▸ TEXTAUSZUG:
===
Auf Rauhnachtspfaden - Teil 2

25. Dezember 2020, Morgen. Jetzt steht die erste Rauhnacht bevor vom 25. auf den 26. Dezember, gestern ist Heiligabend – der ‘Heilige Abend’ – gewesen, heute wiederum ist Weihnachts-Tag, also eigentlich die ‘Geweihte Nacht’. Traditionell hat das viel mit Familie zu tun, jeweils verbunden mit einem geschichtlichen und jahreszeitlichen Hintergrund, der je nach Kultur und Glaubensvorstellung etwas anders gefeiert oder angegangen wird. Meiner eigenen persönlichen Geschichte entsprechend, war diese Zeit noch nie besonders einfach für mich, da ich ohne Ursprungs-Familie aufwachsen musste. Somit habe ich diese Zeit meist an fremden Orten, und oft unter schweren Umständen und mit viel Einsamkeit erlebt.
===
▸ AUFGABENSTELLUNG: Führe den Textauszug über die Rauhnächte im Anschluss an seinen letzten Satz weiter. Die Datensätze sind vom Textauszug unabhängiges Material.

▸ DATENSÄTZE:
===
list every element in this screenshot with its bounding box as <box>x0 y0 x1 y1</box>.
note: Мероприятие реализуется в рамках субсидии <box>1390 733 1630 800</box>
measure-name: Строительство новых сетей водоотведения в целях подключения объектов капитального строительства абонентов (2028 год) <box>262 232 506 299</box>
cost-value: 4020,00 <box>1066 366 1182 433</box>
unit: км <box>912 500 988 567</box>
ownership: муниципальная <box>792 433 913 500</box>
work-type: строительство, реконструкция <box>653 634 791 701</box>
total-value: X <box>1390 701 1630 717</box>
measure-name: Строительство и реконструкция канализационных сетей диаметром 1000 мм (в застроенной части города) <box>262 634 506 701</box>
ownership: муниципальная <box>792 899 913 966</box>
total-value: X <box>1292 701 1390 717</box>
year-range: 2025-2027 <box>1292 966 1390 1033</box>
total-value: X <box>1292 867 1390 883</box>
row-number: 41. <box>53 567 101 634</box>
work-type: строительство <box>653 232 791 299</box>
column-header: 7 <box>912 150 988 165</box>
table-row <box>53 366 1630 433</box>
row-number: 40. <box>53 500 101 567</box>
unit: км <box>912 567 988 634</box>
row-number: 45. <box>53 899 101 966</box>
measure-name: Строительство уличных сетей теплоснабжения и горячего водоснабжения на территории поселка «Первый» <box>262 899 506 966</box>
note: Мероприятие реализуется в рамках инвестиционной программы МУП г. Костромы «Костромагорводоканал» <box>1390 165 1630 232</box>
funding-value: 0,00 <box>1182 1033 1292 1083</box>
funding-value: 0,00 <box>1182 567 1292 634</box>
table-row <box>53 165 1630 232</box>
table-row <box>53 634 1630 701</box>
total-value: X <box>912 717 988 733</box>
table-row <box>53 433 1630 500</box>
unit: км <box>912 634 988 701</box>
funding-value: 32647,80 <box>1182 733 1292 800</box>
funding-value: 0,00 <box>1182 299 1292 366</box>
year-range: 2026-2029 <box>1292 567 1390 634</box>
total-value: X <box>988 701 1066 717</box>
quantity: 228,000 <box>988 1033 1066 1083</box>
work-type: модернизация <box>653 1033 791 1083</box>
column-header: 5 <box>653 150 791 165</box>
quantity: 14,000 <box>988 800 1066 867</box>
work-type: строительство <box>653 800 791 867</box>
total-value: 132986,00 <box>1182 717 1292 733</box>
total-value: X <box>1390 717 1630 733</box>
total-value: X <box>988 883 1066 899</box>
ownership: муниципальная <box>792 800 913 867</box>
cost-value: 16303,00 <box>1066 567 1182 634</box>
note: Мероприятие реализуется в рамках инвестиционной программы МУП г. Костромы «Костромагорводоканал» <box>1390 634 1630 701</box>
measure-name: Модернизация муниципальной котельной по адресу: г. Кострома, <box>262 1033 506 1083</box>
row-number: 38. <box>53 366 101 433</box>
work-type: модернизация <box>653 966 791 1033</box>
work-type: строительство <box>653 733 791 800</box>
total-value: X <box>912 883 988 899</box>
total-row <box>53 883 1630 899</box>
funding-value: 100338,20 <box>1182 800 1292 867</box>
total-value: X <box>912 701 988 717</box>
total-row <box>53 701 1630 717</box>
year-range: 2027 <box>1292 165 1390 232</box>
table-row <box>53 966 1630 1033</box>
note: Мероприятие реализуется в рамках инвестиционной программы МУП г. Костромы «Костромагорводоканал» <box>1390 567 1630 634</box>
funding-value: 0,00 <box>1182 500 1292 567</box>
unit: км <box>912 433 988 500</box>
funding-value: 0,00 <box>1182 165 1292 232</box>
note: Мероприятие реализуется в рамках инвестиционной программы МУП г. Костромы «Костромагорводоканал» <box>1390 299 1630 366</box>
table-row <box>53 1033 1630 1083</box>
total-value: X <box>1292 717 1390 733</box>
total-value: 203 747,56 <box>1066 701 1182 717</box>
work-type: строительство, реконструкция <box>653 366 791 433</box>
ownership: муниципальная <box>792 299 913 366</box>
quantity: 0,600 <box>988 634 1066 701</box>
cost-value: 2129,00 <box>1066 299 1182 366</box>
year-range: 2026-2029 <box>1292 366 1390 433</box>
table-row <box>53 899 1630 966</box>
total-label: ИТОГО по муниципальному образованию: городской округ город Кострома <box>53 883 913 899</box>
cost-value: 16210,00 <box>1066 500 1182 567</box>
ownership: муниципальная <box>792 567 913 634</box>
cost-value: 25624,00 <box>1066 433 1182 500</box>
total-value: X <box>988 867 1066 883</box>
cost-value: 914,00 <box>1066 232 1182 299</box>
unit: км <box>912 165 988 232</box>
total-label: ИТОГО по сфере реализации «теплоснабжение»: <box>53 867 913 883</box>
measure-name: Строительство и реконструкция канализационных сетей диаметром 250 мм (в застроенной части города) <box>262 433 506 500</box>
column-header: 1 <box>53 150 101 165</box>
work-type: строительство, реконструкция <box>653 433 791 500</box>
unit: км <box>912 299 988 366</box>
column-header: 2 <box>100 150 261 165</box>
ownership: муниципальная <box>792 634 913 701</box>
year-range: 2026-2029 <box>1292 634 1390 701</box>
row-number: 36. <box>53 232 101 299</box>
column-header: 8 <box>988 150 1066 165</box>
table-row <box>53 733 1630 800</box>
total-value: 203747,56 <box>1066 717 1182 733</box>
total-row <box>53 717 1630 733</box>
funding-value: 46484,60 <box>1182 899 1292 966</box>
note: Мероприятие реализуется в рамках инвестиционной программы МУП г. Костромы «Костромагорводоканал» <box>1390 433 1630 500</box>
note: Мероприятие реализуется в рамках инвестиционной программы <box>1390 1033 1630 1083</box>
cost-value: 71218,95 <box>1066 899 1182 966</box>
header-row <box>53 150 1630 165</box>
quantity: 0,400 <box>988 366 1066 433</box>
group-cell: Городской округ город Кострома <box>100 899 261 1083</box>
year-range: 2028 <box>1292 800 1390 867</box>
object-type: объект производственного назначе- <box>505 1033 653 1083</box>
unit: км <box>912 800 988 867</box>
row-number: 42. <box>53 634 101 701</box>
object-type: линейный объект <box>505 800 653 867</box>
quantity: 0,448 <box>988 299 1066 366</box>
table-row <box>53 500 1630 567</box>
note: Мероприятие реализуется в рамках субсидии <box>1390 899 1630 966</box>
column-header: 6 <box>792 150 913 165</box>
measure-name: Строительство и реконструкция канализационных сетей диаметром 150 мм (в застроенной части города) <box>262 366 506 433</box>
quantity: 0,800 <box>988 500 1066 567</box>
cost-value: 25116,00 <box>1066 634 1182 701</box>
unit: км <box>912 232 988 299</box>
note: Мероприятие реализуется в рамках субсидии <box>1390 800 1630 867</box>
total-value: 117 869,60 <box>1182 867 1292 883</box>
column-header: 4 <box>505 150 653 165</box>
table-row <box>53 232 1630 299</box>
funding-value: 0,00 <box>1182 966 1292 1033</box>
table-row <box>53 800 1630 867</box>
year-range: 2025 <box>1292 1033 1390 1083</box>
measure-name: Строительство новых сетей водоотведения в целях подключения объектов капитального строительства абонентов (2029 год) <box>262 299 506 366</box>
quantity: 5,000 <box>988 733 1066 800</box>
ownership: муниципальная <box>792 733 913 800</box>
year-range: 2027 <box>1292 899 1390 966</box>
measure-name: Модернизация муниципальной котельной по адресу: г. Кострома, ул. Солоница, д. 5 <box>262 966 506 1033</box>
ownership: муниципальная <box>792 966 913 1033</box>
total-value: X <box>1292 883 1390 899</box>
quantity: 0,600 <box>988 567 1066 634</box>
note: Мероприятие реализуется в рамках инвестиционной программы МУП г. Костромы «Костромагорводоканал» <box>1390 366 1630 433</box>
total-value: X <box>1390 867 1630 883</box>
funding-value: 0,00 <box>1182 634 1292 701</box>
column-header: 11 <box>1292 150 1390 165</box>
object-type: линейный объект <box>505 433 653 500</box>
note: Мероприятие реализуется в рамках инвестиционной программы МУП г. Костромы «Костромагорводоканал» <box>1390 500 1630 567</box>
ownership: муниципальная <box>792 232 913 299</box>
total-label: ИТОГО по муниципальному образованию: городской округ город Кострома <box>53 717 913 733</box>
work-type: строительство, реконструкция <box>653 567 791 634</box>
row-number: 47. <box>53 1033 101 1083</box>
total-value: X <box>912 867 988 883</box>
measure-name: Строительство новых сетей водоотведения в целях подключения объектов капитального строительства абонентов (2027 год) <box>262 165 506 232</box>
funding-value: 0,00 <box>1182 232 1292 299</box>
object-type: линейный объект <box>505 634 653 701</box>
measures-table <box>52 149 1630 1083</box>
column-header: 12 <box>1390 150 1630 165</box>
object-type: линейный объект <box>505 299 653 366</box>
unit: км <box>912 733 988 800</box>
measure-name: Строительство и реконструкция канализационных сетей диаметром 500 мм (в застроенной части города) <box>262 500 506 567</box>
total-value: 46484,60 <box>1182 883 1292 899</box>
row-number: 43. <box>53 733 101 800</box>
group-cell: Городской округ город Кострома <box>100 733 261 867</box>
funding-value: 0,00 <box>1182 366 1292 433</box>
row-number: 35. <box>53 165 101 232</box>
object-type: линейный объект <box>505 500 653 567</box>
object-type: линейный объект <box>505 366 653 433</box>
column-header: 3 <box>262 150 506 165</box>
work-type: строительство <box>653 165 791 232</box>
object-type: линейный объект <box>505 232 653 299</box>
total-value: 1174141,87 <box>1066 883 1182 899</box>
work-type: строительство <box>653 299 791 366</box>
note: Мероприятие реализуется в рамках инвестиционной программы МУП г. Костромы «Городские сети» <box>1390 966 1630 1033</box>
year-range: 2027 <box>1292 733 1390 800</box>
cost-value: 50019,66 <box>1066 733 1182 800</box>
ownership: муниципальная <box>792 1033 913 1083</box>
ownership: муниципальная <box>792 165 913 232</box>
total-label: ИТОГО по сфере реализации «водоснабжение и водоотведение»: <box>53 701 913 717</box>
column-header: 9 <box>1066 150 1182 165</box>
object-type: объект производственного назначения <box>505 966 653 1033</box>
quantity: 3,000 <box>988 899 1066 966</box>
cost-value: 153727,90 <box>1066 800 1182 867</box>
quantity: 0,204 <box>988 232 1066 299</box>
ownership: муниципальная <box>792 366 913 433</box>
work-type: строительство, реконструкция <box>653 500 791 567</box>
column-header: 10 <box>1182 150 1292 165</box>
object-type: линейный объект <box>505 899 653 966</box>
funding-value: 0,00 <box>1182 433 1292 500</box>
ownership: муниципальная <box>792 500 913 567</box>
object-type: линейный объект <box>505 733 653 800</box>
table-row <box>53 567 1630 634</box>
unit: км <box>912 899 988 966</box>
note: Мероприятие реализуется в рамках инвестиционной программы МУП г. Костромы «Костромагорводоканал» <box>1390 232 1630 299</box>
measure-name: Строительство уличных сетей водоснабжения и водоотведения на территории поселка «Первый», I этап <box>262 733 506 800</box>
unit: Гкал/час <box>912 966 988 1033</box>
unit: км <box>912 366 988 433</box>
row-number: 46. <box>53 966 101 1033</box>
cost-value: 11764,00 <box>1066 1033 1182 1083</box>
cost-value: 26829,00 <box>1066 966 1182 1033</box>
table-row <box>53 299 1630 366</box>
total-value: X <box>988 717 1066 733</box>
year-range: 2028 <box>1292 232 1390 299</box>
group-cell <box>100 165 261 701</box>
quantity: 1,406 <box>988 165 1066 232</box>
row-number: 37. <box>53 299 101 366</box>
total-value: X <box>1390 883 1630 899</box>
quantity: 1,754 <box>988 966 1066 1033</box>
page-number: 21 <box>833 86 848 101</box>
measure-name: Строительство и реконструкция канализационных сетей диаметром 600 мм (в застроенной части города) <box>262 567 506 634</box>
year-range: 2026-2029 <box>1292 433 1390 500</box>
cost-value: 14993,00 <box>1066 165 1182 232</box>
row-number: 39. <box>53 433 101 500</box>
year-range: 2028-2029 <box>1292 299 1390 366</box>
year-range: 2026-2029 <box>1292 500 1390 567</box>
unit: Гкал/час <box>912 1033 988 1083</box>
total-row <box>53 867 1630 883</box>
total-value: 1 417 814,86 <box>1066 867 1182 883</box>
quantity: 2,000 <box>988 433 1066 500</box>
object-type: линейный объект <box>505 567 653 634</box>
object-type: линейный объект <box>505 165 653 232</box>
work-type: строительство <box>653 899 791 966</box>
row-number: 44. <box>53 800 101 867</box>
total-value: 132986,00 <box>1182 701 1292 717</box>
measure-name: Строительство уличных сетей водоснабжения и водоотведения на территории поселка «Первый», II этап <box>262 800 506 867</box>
===
▸ MUSTERLÖSUNG:
Wie schon gesagt, werden auch die Rauhnächte auf unterschiedliche Weisen praktiziert, so bin ich früher eher bestimmten vorgegebenen Vorstellungsbildern gefolgt, zur Zeit ziehe ich jedoch mehr eine intuitive Variante vor. So versuche ich es im Moment weniger aus dem Geist, als mehr aus der Seele und dem (unteren) Selbst heraus anzugehen, und so achte ich u.a. auch darauf, was meine Träume dazu sagen möchten. Nun steht aber heute erst einmal das weihnächtliche ‘Familientreffen’ von Seiten meiner Frau an, und der jetzigen Situation entsprechend, nur im kleineren Rahmen sowie im Freien. Aber solche Treffen verstärken meine Trauer und eigene Familien-Leere oft noch mehr, weil diese gewahrer machen, dass von ‘meinen Leuten’ niemand dabei ist, derzeitig gewichtig besonders die Vaterlinie.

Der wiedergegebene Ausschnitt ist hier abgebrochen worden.